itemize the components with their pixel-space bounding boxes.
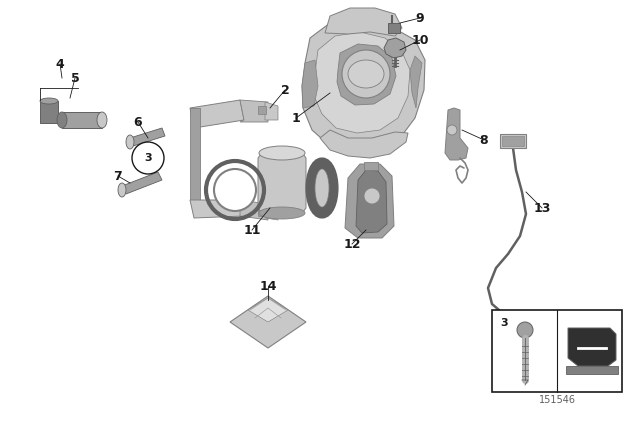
- Polygon shape: [337, 44, 396, 105]
- Text: 6: 6: [134, 116, 142, 129]
- Ellipse shape: [118, 183, 126, 197]
- Bar: [258, 106, 266, 114]
- Circle shape: [447, 125, 457, 135]
- Ellipse shape: [214, 169, 256, 211]
- Text: 3: 3: [500, 318, 508, 328]
- Polygon shape: [248, 298, 288, 322]
- Bar: [500, 134, 526, 148]
- Circle shape: [364, 188, 380, 204]
- Polygon shape: [240, 100, 268, 122]
- Polygon shape: [356, 170, 387, 233]
- Ellipse shape: [40, 98, 58, 104]
- Bar: [364, 162, 378, 170]
- Polygon shape: [190, 200, 244, 218]
- Text: 1: 1: [292, 112, 300, 125]
- Polygon shape: [410, 56, 422, 108]
- Ellipse shape: [348, 60, 384, 88]
- Ellipse shape: [57, 112, 67, 128]
- Text: 2: 2: [280, 83, 289, 96]
- Text: 10: 10: [412, 34, 429, 47]
- Polygon shape: [445, 108, 468, 160]
- Bar: [524, 326, 544, 340]
- Text: 3: 3: [144, 153, 152, 163]
- Text: 4: 4: [56, 57, 65, 70]
- Polygon shape: [190, 100, 244, 128]
- Polygon shape: [302, 60, 318, 108]
- Ellipse shape: [315, 169, 329, 207]
- Bar: [40, 101, 58, 123]
- Polygon shape: [122, 172, 162, 194]
- Polygon shape: [568, 328, 616, 366]
- Polygon shape: [325, 8, 402, 36]
- Text: 12: 12: [343, 237, 361, 250]
- Text: 11: 11: [243, 224, 260, 237]
- Polygon shape: [265, 102, 278, 120]
- Bar: [62, 112, 102, 128]
- Circle shape: [517, 322, 533, 338]
- Ellipse shape: [126, 135, 134, 149]
- Text: 14: 14: [259, 280, 276, 293]
- Polygon shape: [240, 200, 268, 220]
- Text: 8: 8: [480, 134, 488, 146]
- Polygon shape: [130, 128, 165, 146]
- Bar: [502, 136, 524, 146]
- Bar: [258, 208, 266, 216]
- Ellipse shape: [259, 207, 305, 219]
- Polygon shape: [265, 206, 278, 220]
- Polygon shape: [314, 32, 410, 133]
- Ellipse shape: [97, 112, 107, 128]
- Text: 7: 7: [114, 169, 122, 182]
- Polygon shape: [384, 38, 406, 58]
- Text: 151546: 151546: [538, 395, 575, 405]
- Polygon shape: [230, 296, 306, 348]
- Circle shape: [132, 142, 164, 174]
- Text: 5: 5: [70, 72, 79, 85]
- Polygon shape: [345, 164, 394, 238]
- Circle shape: [342, 50, 390, 98]
- Polygon shape: [258, 150, 306, 216]
- Polygon shape: [566, 366, 618, 374]
- Text: 9: 9: [416, 12, 424, 25]
- Text: 13: 13: [533, 202, 550, 215]
- Polygon shape: [190, 108, 200, 200]
- Bar: [388, 23, 400, 33]
- Bar: [492, 310, 622, 392]
- Ellipse shape: [259, 146, 305, 160]
- Polygon shape: [320, 130, 408, 158]
- Polygon shape: [302, 20, 425, 153]
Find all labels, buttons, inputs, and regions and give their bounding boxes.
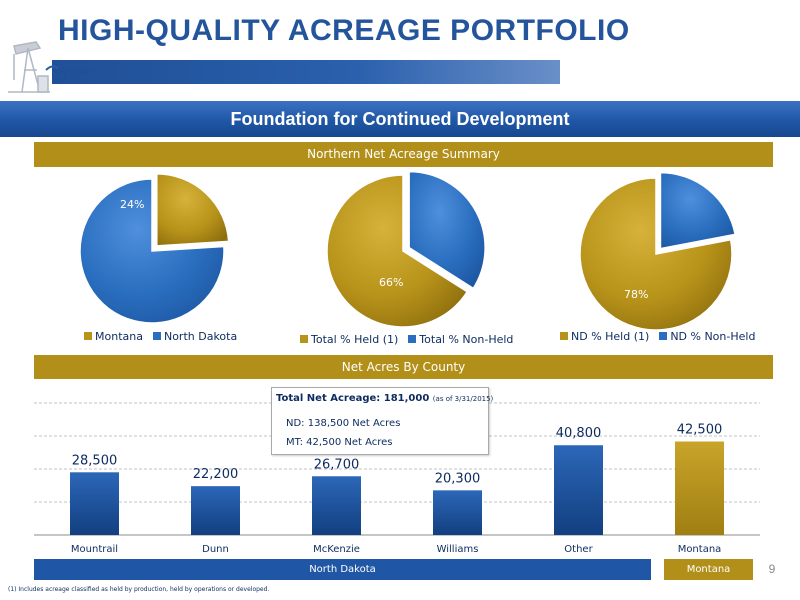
slide-subtitle: Foundation for Continued Development <box>230 109 570 129</box>
pie-legend-total-held: Total % Held (1) Total % Non-Held <box>300 333 523 346</box>
legend-swatch <box>152 332 161 340</box>
mt-acreage-text: MT: 42,500 Net Acres <box>286 437 393 448</box>
legend-label: ND % Held (1) <box>571 330 650 343</box>
county-bar-chart: 28,500 Mountrail 22,200 Dunn 26,700 McKenzie 2… <box>34 402 760 555</box>
legend-label: North Dakota <box>163 330 238 343</box>
page-number: 9 <box>768 562 776 576</box>
total-acreage-value: Total Net Acreage: 181,000 <box>276 393 430 404</box>
pie-slice-label: 66% <box>379 276 403 289</box>
legend-item: Total % Held (1) <box>300 333 398 346</box>
legend-label: ND % Non-Held <box>670 330 756 343</box>
county-section-header: Net Acres By County <box>34 355 773 379</box>
legend-item: ND % Non-Held <box>659 330 755 343</box>
north-dakota-region-bar: North Dakota <box>34 559 651 580</box>
legend-swatch <box>560 332 568 340</box>
slide-title: HIGH-QUALITY ACREAGE PORTFOLIO <box>58 14 630 47</box>
bar <box>70 472 119 535</box>
as-of-date: (as of 3/31/2015) <box>432 395 494 403</box>
bar-value-label: 28,500 <box>72 453 118 468</box>
pie-legend-state: Montana North Dakota <box>84 330 247 343</box>
bar-value-label: 42,500 <box>677 423 723 438</box>
pie-slice-label: 34% <box>270 214 294 227</box>
x-tick-label: Dunn <box>202 544 229 555</box>
oil-derrick-logo-icon <box>8 41 59 93</box>
legend-label: Montana <box>95 330 143 343</box>
montana-region-bar: Montana <box>664 559 753 580</box>
pie-slice <box>326 174 469 328</box>
summary-section-header: Northern Net Acreage Summary <box>34 142 773 167</box>
pie-slice <box>156 173 230 247</box>
legend-swatch <box>408 335 417 343</box>
legend-swatch <box>659 332 668 340</box>
bar <box>433 490 482 535</box>
bar-value-label: 20,300 <box>435 471 481 486</box>
bar <box>312 476 361 535</box>
pie-slice <box>79 178 225 324</box>
legend-item: ND % Held (1) <box>560 330 649 343</box>
pie-slice-label: 78% <box>624 288 648 301</box>
total-acreage-box: Total Net Acreage: 181,000 (as of 3/31/2… <box>271 387 493 455</box>
legend-item: Total % Non-Held <box>408 333 513 346</box>
legend-label: Total % Non-Held <box>419 333 514 346</box>
pie-charts: 24% 76% 66% 34% 78% 22% <box>41 170 736 331</box>
subtitle-band <box>0 101 800 137</box>
pie-slice <box>659 171 736 250</box>
pie-slice-label: 76% <box>41 285 65 298</box>
bar <box>675 441 724 535</box>
bar <box>191 486 240 535</box>
logo-name: Northern <box>54 58 98 72</box>
total-acreage-text: Total Net Acreage: 181,000 (as of 3/31/2… <box>276 393 493 404</box>
x-tick-label: Other <box>564 544 593 555</box>
pie-slice <box>408 170 486 290</box>
bar-value-label: 40,800 <box>556 426 602 441</box>
x-tick-label: Williams <box>437 544 479 555</box>
footnote: (1) Includes acreage classified as held … <box>8 586 270 593</box>
bar <box>554 445 603 535</box>
bar-value-label: 26,700 <box>314 457 360 472</box>
pie-legend-nd-held: ND % Held (1) ND % Non-Held <box>560 330 765 343</box>
pie-slice <box>579 177 733 331</box>
x-tick-label: McKenzie <box>313 544 360 555</box>
x-tick-label: Montana <box>678 544 722 555</box>
title-underline-bar <box>52 60 560 84</box>
legend-label: Total % Held (1) <box>311 333 399 346</box>
pie-slice-label: 24% <box>120 198 144 211</box>
nd-acreage-text: ND: 138,500 Net Acres <box>286 418 401 429</box>
legend-swatch <box>300 335 308 343</box>
pie-slice-label: 22% <box>540 195 564 208</box>
logo-subtitle: Oil & Gas Inc. <box>54 72 102 81</box>
bar-value-label: 22,200 <box>193 467 239 482</box>
legend-item: North Dakota <box>152 330 238 343</box>
x-tick-label: Mountrail <box>71 544 118 555</box>
legend-item: Montana <box>84 330 143 343</box>
legend-swatch <box>84 332 92 340</box>
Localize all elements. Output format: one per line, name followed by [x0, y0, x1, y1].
§
* SET EXERCISE *
Write out every line of the material above word for word, but leave out the pictures.

* RESULT FOR THIS EXERCISE *
itemize the components with their pixel-space bounding boxes.
- Polygon shape: [337, 44, 396, 105]
- Text: 6: 6: [134, 116, 142, 129]
- Ellipse shape: [118, 183, 126, 197]
- Bar: [258, 106, 266, 114]
- Circle shape: [447, 125, 457, 135]
- Ellipse shape: [214, 169, 256, 211]
- Text: 3: 3: [500, 318, 508, 328]
- Polygon shape: [248, 298, 288, 322]
- Bar: [500, 134, 526, 148]
- Circle shape: [364, 188, 380, 204]
- Polygon shape: [240, 100, 268, 122]
- Polygon shape: [356, 170, 387, 233]
- Ellipse shape: [40, 98, 58, 104]
- Bar: [364, 162, 378, 170]
- Polygon shape: [190, 200, 244, 218]
- Text: 1: 1: [292, 112, 300, 125]
- Polygon shape: [410, 56, 422, 108]
- Ellipse shape: [348, 60, 384, 88]
- Ellipse shape: [57, 112, 67, 128]
- Text: 2: 2: [280, 83, 289, 96]
- Text: 10: 10: [412, 34, 429, 47]
- Polygon shape: [445, 108, 468, 160]
- Bar: [524, 326, 544, 340]
- Text: 3: 3: [144, 153, 152, 163]
- Text: 4: 4: [56, 57, 65, 70]
- Polygon shape: [190, 100, 244, 128]
- Polygon shape: [302, 60, 318, 108]
- Ellipse shape: [315, 169, 329, 207]
- Bar: [40, 101, 58, 123]
- Polygon shape: [122, 172, 162, 194]
- Polygon shape: [568, 328, 616, 366]
- Polygon shape: [325, 8, 402, 36]
- Text: 12: 12: [343, 237, 361, 250]
- Text: 11: 11: [243, 224, 260, 237]
- Polygon shape: [265, 102, 278, 120]
- Bar: [62, 112, 102, 128]
- Circle shape: [517, 322, 533, 338]
- Ellipse shape: [126, 135, 134, 149]
- Text: 14: 14: [259, 280, 276, 293]
- Polygon shape: [240, 200, 268, 220]
- Text: 8: 8: [480, 134, 488, 146]
- Polygon shape: [130, 128, 165, 146]
- Bar: [502, 136, 524, 146]
- Bar: [258, 208, 266, 216]
- Ellipse shape: [259, 207, 305, 219]
- Polygon shape: [265, 206, 278, 220]
- Polygon shape: [314, 32, 410, 133]
- Ellipse shape: [97, 112, 107, 128]
- Text: 7: 7: [114, 169, 122, 182]
- Polygon shape: [384, 38, 406, 58]
- Text: 151546: 151546: [538, 395, 575, 405]
- Polygon shape: [230, 296, 306, 348]
- Circle shape: [132, 142, 164, 174]
- Text: 5: 5: [70, 72, 79, 85]
- Polygon shape: [345, 164, 394, 238]
- Circle shape: [342, 50, 390, 98]
- Polygon shape: [258, 150, 306, 216]
- Polygon shape: [566, 366, 618, 374]
- Text: 9: 9: [416, 12, 424, 25]
- Text: 13: 13: [533, 202, 550, 215]
- Polygon shape: [190, 108, 200, 200]
- Bar: [388, 23, 400, 33]
- Bar: [492, 310, 622, 392]
- Ellipse shape: [259, 146, 305, 160]
- Polygon shape: [320, 130, 408, 158]
- Polygon shape: [302, 20, 425, 153]
Find all labels, buttons, inputs, and regions and give their bounding boxes.
slide-subtitle: Foundation for Continued Development <box>230 109 570 129</box>
pie-legend-total-held: Total % Held (1) Total % Non-Held <box>300 333 523 346</box>
legend-swatch <box>152 332 161 340</box>
mt-acreage-text: MT: 42,500 Net Acres <box>286 437 393 448</box>
legend-label: ND % Held (1) <box>571 330 650 343</box>
county-bar-chart: 28,500 Mountrail 22,200 Dunn 26,700 McKenzie 2… <box>34 402 760 555</box>
legend-label: North Dakota <box>163 330 238 343</box>
page-number: 9 <box>768 562 776 576</box>
total-acreage-value: Total Net Acreage: 181,000 <box>276 393 430 404</box>
pie-slice-label: 66% <box>379 276 403 289</box>
legend-item: Total % Held (1) <box>300 333 398 346</box>
legend-label: ND % Non-Held <box>670 330 756 343</box>
county-section-header: Net Acres By County <box>34 355 773 379</box>
legend-item: ND % Non-Held <box>659 330 755 343</box>
north-dakota-region-bar: North Dakota <box>34 559 651 580</box>
legend-swatch <box>560 332 568 340</box>
slide-title: HIGH-QUALITY ACREAGE PORTFOLIO <box>58 14 630 47</box>
bar <box>70 472 119 535</box>
as-of-date: (as of 3/31/2015) <box>432 395 494 403</box>
bar-value-label: 28,500 <box>72 453 118 468</box>
pie-legend-state: Montana North Dakota <box>84 330 247 343</box>
bar-value-label: 42,500 <box>677 423 723 438</box>
pie-slice-label: 34% <box>270 214 294 227</box>
x-tick-label: Dunn <box>202 544 229 555</box>
oil-derrick-logo-icon <box>8 41 59 93</box>
legend-label: Montana <box>95 330 143 343</box>
montana-region-bar: Montana <box>664 559 753 580</box>
pie-slice <box>326 174 469 328</box>
summary-section-header: Northern Net Acreage Summary <box>34 142 773 167</box>
pie-slice <box>156 173 230 247</box>
legend-swatch <box>408 335 417 343</box>
legend-swatch <box>659 332 668 340</box>
bar <box>433 490 482 535</box>
bar-value-label: 20,300 <box>435 471 481 486</box>
bar <box>312 476 361 535</box>
pie-slice <box>79 178 225 324</box>
legend-item: ND % Held (1) <box>560 330 649 343</box>
pie-slice-label: 78% <box>624 288 648 301</box>
total-acreage-box: Total Net Acreage: 181,000 (as of 3/31/2… <box>271 387 493 455</box>
legend-item: Total % Non-Held <box>408 333 513 346</box>
legend-label: Total % Non-Held <box>419 333 514 346</box>
pie-charts: 24% 76% 66% 34% 78% 22% <box>41 170 736 331</box>
subtitle-band <box>0 101 800 137</box>
pie-slice <box>659 171 736 250</box>
pie-slice-label: 76% <box>41 285 65 298</box>
bar <box>675 441 724 535</box>
bar <box>191 486 240 535</box>
logo-name: Northern <box>54 58 98 72</box>
total-acreage-text: Total Net Acreage: 181,000 (as of 3/31/2… <box>276 393 493 404</box>
x-tick-label: Other <box>564 544 593 555</box>
pie-slice <box>408 170 486 290</box>
bar-value-label: 40,800 <box>556 426 602 441</box>
x-tick-label: Williams <box>437 544 479 555</box>
footnote: (1) Includes acreage classified as held … <box>8 586 270 593</box>
bar <box>554 445 603 535</box>
bar-value-label: 26,700 <box>314 457 360 472</box>
pie-legend-nd-held: ND % Held (1) ND % Non-Held <box>560 330 765 343</box>
pie-slice <box>579 177 733 331</box>
x-tick-label: McKenzie <box>313 544 360 555</box>
x-tick-label: Montana <box>678 544 722 555</box>
title-underline-bar <box>52 60 560 84</box>
legend-label: Total % Held (1) <box>311 333 399 346</box>
pie-slice-label: 24% <box>120 198 144 211</box>
nd-acreage-text: ND: 138,500 Net Acres <box>286 418 401 429</box>
legend-swatch <box>300 335 308 343</box>
pie-slice-label: 22% <box>540 195 564 208</box>
logo-subtitle: Oil & Gas Inc. <box>54 72 102 81</box>
bar-value-label: 22,200 <box>193 467 239 482</box>
legend-item: North Dakota <box>152 330 238 343</box>
x-tick-label: Mountrail <box>71 544 118 555</box>
legend-item: Montana <box>84 330 143 343</box>
legend-swatch <box>84 332 92 340</box>
Localize all elements. Output format: one per line, name followed by [x0, y0, x1, y1].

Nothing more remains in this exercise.